** Begin Document segment **

Re: [git pull] x86 updates

From: Andi Kleen
Date: Thu Feb 14 2008 - 11:34:35 EST


On Thu, Feb 14, 2008 at 04:19:53PM +0100, Ingo Molnar wrote:
>
> * Andi Kleen <andi@xxxxxxxxxxxxxx> wrote:
>
> > Ingo Molnar <mingo@xxxxxxx> writes:
> > >
> > > Thomas Gleixner (1):
> > > x86: EFI: fix use of unitialized variable and the cache logic
> >
> > Your honor, I would like to register a differing opinion...
>
> As i mentioned it (in the portion of my email that you clipped), there
> are other pending CPA patches in x86.git:
>
> > > [there are more CPA cleanups still brewing but none of that is
> > > urgent.]
>
> We didnt plan to push these secondary alias fixes out yet with
> yesterday's push, and i disagree with you about their urgency.
>
> > I submitted that fix originally in a different form, but it got
> > finally stripped down to this. However in my opinion the full version
> > of the patch is still needed, otherwise EFI still does the mapping
> > wrong.

** End Document segment **

■ **What you will do**
Quote the mailing list message on the x86 pull request in full, word for word. The listing that comes next is separate material and is not part of the mailing list message.

** Begin Raw records **

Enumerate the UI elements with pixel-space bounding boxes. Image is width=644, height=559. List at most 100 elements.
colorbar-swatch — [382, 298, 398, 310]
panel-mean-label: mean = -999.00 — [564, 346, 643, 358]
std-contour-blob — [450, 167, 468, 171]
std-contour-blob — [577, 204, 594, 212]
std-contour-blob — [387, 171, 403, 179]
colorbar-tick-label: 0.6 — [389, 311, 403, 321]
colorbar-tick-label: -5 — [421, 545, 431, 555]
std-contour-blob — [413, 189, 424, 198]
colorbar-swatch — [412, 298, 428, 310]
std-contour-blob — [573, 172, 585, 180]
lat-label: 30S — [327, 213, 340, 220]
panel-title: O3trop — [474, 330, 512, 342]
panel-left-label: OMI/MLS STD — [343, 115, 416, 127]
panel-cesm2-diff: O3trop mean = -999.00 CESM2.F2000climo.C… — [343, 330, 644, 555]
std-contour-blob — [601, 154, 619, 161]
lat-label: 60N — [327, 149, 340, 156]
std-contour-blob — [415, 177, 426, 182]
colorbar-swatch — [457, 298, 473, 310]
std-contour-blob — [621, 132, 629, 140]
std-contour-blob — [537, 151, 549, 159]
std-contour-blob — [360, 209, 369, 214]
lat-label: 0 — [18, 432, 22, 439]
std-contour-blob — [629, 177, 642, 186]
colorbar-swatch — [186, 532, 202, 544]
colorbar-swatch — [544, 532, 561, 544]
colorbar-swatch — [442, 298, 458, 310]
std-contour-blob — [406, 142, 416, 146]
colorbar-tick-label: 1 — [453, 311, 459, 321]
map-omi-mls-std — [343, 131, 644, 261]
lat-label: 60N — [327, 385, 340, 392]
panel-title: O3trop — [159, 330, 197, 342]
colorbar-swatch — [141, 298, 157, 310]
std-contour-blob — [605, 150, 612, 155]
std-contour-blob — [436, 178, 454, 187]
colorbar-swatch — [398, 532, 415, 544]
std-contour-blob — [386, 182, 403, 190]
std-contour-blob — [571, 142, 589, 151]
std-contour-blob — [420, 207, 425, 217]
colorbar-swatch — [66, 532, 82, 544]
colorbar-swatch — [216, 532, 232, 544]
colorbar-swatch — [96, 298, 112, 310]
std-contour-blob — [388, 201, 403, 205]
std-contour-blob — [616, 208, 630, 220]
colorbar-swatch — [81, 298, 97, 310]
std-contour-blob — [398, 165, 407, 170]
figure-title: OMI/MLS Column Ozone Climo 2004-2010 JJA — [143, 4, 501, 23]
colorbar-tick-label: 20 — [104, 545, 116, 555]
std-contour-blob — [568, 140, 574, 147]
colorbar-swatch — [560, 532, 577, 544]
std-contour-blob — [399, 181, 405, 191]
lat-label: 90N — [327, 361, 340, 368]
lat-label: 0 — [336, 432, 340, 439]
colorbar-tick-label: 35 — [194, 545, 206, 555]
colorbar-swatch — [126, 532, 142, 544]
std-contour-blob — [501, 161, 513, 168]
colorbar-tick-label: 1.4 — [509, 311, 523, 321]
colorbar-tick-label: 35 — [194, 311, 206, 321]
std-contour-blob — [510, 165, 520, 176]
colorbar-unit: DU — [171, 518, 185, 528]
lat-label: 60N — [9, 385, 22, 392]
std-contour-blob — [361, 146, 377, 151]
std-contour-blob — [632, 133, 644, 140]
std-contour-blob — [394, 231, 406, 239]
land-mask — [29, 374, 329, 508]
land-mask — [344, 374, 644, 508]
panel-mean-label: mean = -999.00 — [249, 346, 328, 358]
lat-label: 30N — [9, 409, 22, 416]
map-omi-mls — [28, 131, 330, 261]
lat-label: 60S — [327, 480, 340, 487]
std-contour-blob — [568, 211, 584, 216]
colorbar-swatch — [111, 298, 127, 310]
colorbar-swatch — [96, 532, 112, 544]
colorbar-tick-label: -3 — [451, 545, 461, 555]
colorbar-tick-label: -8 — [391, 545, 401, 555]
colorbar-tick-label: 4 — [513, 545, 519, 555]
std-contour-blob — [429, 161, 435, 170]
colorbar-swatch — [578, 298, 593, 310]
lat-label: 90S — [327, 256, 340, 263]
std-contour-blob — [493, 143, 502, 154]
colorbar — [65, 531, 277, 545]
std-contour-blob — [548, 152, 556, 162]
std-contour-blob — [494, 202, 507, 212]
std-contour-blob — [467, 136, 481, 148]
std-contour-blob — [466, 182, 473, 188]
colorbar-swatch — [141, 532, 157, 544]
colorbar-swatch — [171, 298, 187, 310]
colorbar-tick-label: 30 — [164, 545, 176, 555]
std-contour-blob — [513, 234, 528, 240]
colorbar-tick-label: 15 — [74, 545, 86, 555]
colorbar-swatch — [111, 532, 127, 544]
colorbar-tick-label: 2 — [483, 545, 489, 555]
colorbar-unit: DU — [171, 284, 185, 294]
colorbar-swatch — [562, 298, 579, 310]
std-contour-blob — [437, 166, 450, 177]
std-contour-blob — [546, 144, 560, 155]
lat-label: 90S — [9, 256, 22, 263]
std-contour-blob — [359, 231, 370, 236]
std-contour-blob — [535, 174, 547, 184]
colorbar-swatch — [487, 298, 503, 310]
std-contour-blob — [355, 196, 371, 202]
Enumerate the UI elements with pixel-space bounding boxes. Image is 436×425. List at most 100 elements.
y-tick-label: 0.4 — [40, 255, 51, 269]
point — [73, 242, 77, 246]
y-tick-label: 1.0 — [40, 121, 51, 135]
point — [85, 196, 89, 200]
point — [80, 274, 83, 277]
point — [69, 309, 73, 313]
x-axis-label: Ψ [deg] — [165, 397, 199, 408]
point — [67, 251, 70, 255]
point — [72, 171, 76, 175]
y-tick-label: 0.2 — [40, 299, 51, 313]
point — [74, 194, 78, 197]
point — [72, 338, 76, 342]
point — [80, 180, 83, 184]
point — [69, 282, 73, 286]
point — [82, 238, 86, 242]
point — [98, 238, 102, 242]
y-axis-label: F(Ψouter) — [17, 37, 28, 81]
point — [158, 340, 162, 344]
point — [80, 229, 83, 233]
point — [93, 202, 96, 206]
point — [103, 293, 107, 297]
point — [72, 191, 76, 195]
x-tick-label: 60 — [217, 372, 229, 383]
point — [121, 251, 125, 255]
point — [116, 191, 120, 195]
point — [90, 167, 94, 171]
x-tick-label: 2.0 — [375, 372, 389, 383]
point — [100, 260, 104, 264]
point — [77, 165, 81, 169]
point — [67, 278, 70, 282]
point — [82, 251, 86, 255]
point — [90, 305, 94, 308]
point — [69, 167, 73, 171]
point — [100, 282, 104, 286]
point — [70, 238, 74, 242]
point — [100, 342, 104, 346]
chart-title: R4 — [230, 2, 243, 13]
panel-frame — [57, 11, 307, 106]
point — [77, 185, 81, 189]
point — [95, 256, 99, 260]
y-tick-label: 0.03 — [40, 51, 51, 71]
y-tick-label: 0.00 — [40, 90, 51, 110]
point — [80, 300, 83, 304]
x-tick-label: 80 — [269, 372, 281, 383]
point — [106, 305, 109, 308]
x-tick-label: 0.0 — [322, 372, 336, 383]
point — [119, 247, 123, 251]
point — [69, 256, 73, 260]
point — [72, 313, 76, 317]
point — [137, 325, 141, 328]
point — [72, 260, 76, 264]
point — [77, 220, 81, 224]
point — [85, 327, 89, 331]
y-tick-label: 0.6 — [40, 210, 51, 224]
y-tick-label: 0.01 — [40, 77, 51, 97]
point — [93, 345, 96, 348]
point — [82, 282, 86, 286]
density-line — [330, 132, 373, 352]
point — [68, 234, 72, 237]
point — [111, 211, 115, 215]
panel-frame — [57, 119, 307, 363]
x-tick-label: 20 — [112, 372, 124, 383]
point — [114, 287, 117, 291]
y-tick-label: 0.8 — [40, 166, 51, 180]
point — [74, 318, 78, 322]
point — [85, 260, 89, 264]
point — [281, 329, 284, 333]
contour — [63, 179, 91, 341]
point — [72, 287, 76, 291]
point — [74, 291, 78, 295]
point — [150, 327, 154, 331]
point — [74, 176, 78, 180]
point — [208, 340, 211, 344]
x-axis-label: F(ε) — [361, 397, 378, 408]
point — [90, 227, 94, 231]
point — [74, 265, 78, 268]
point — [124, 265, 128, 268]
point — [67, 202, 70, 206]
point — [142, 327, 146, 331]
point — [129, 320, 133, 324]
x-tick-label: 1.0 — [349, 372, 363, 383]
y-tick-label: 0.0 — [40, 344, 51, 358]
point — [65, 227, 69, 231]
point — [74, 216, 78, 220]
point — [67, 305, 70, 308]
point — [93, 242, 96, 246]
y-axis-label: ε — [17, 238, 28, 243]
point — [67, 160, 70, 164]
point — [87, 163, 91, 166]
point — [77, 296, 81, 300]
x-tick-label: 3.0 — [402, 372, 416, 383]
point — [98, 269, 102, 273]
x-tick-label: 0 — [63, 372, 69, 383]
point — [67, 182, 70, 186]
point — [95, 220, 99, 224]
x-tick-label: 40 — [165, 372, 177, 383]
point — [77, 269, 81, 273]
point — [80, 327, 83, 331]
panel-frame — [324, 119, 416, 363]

** End Raw records **

■ **Solution for this problem**
Re: [git pull] x86 updates

From: Andi Kleen
Date: Thu Feb 14 2008 - 11:34:35 EST


On Thu, Feb 14, 2008 at 04:19:53PM +0100, Ingo Molnar wrote:
>
> * Andi Kleen <andi@xxxxxxxxxxxxxx> wrote:
>
> > Ingo Molnar <mingo@xxxxxxx> writes:
> > >
> > > Thomas Gleixner (1):
> > > x86: EFI: fix use of unitialized variable and the cache logic
> >
> > Your honor, I would like to register a differing opinion...
>
> As i mentioned it (in the portion of my email that you clipped), there
> are other pending CPA patches in x86.git:
>
> > > [there are more CPA cleanups still brewing but none of that is
> > > urgent.]
>
> We didnt plan to push these secondary alias fixes out yet with
> yesterday's push, and i disagree with you about their urgency.
>
> > I submitted that fix originally in a different form, but it got
> > finally stripped down to this. However in my opinion the full version
> > of the patch is still needed, otherwise EFI still does the mapping
> > wrong.